<<<<

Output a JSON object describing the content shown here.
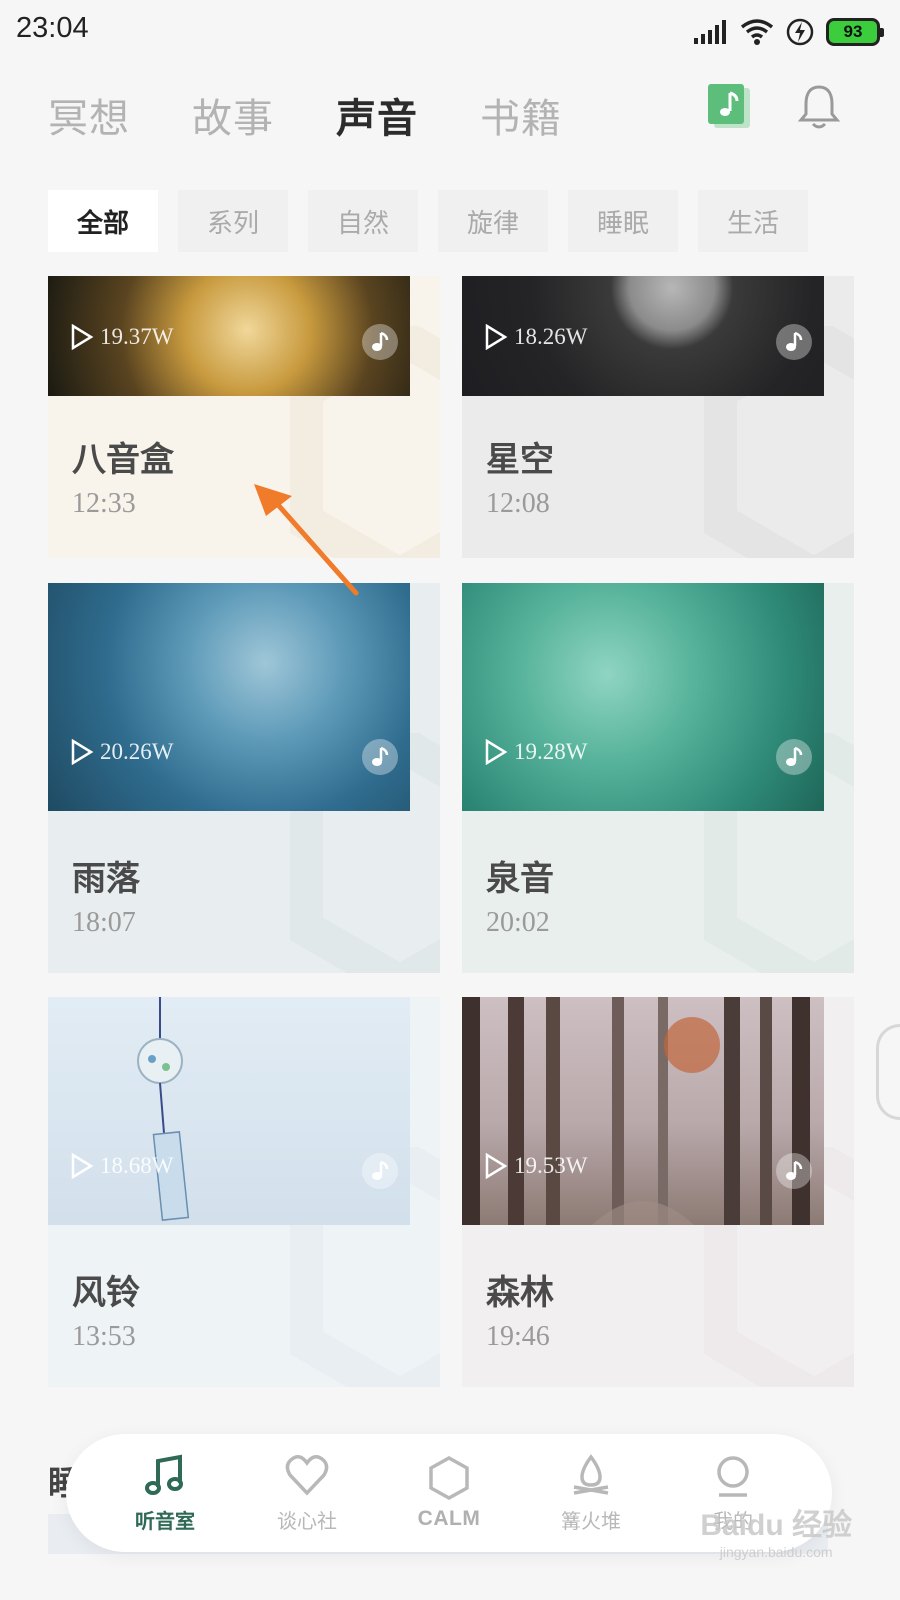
{
  "status_bar": {
    "time": "23:04",
    "battery": "93"
  },
  "top_tabs": [
    {
      "label": "冥想",
      "active": false
    },
    {
      "label": "故事",
      "active": false
    },
    {
      "label": "声音",
      "active": true
    },
    {
      "label": "书籍",
      "active": false
    }
  ],
  "top_actions": {
    "music_icon": "music-note-icon",
    "bell_icon": "bell-icon"
  },
  "filters": [
    {
      "label": "全部",
      "active": true
    },
    {
      "label": "系列",
      "active": false
    },
    {
      "label": "自然",
      "active": false
    },
    {
      "label": "旋律",
      "active": false
    },
    {
      "label": "睡眠",
      "active": false
    },
    {
      "label": "生活",
      "active": false
    }
  ],
  "cards": [
    {
      "title": "八音盒",
      "duration": "12:33",
      "plays": "19.37W"
    },
    {
      "title": "星空",
      "duration": "12:08",
      "plays": "18.26W"
    },
    {
      "title": "雨落",
      "duration": "18:07",
      "plays": "20.26W"
    },
    {
      "title": "泉音",
      "duration": "20:02",
      "plays": "19.28W"
    },
    {
      "title": "风铃",
      "duration": "13:53",
      "plays": "18.68W"
    },
    {
      "title": "森林",
      "duration": "19:46",
      "plays": "19.53W"
    }
  ],
  "section_peek": "睡眠",
  "bottom_nav": [
    {
      "label": "听音室",
      "icon": "music-note-icon",
      "active": true
    },
    {
      "label": "谈心社",
      "icon": "heart-icon",
      "active": false
    },
    {
      "label": "CALM",
      "icon": "hexagon-icon",
      "active": false
    },
    {
      "label": "篝火堆",
      "icon": "campfire-icon",
      "active": false
    },
    {
      "label": "我的",
      "icon": "profile-icon",
      "active": false
    }
  ],
  "watermark": {
    "main": "Baidu 经验",
    "sub": "jingyan.baidu.com"
  },
  "colors": {
    "accent": "#2e6a55",
    "background": "#f6f6f6",
    "arrow": "#f07b2a"
  }
}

>>>>

Stated exercise = Above are some records. Count the lines among them with the word "note", and answer with the number only.

Answer to this task = 2